» **Exercise description**:
Among the entries below, count the lines where the string "Regression" occurs, and give only the number.

Excerpt from a dataset:
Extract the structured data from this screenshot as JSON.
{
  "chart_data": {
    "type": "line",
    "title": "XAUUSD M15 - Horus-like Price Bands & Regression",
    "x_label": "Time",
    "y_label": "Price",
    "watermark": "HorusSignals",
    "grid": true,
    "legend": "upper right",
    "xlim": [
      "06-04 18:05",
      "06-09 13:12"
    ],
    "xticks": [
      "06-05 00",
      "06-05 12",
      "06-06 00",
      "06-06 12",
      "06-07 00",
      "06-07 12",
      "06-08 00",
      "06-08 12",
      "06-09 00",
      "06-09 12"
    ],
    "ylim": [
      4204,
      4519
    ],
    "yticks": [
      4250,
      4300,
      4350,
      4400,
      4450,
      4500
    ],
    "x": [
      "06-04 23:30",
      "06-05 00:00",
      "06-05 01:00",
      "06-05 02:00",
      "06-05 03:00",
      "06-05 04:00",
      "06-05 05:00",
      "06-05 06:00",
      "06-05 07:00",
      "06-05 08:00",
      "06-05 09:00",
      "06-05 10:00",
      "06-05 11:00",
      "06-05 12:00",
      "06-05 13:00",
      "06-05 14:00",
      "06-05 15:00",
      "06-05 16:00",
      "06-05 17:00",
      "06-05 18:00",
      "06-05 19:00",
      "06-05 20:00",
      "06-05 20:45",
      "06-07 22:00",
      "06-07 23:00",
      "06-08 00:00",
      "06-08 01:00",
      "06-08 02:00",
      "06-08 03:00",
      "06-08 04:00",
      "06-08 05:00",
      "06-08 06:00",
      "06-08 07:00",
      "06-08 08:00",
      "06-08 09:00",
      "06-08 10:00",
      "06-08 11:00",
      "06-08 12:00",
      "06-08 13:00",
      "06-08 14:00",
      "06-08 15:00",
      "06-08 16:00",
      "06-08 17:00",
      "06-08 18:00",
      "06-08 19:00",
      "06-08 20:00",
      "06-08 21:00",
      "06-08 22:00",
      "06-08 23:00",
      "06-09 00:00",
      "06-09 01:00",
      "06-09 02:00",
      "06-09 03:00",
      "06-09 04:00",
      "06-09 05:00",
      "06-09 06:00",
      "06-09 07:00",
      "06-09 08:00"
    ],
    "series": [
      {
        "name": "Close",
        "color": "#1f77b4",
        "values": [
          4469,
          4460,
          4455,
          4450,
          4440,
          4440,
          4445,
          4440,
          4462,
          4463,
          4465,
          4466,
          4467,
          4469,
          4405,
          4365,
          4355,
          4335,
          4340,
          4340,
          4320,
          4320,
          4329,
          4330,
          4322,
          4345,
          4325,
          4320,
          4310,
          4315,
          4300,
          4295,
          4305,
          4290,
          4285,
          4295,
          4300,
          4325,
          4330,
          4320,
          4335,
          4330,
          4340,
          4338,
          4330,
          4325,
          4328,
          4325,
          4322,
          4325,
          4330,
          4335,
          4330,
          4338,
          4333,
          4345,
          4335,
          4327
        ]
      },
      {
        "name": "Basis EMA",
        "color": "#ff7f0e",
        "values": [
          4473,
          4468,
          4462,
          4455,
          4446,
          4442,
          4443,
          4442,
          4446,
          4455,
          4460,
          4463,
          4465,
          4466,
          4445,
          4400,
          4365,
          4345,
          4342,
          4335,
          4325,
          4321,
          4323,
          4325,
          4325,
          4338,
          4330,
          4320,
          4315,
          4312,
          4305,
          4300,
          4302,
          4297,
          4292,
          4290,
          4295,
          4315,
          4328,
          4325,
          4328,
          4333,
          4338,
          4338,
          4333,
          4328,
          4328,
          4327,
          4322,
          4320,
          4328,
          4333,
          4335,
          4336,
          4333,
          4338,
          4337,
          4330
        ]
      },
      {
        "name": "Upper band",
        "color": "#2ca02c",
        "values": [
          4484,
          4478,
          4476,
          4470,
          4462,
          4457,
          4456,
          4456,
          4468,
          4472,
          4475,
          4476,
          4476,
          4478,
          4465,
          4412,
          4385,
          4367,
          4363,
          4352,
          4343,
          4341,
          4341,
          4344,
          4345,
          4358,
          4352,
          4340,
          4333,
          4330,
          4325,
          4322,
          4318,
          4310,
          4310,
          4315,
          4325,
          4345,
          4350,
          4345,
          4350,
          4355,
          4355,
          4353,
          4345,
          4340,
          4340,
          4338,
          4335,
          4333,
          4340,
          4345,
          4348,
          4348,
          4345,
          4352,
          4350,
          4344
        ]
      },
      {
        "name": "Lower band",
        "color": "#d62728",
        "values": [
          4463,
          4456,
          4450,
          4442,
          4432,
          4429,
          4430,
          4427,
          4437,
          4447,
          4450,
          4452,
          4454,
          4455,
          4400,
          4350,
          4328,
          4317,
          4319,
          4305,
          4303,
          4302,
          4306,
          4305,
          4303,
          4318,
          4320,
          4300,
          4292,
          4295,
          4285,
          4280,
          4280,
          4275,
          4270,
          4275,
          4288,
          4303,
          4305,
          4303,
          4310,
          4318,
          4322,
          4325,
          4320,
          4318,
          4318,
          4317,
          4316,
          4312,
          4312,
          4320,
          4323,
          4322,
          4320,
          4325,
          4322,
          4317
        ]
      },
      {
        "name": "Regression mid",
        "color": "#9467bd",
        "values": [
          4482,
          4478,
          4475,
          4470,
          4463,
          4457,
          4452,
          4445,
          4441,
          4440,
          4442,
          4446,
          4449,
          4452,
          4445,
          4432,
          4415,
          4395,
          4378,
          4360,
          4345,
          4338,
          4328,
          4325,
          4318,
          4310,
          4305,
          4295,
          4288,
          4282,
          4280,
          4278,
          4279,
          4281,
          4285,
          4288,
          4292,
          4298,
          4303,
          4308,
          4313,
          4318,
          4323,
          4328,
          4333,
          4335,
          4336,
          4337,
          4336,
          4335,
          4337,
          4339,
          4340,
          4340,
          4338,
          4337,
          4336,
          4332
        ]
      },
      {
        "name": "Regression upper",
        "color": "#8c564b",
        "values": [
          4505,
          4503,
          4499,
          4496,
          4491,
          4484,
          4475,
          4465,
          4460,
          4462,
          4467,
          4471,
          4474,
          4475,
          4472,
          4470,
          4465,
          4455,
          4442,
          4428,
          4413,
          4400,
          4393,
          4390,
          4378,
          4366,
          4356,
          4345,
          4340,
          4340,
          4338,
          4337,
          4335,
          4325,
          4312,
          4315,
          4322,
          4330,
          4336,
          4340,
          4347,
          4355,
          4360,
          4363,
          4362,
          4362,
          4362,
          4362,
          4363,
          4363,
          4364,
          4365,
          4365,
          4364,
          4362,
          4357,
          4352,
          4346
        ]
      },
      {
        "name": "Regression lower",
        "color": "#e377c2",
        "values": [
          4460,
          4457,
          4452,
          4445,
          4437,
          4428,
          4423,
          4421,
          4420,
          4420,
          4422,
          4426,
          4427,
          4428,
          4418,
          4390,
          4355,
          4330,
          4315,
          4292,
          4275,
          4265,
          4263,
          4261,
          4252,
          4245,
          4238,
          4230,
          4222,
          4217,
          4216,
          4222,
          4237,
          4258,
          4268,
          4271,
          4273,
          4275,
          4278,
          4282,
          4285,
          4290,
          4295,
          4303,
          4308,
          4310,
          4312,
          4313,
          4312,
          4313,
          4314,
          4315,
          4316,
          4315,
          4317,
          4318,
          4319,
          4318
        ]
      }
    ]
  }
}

» **Exercise answer**:
4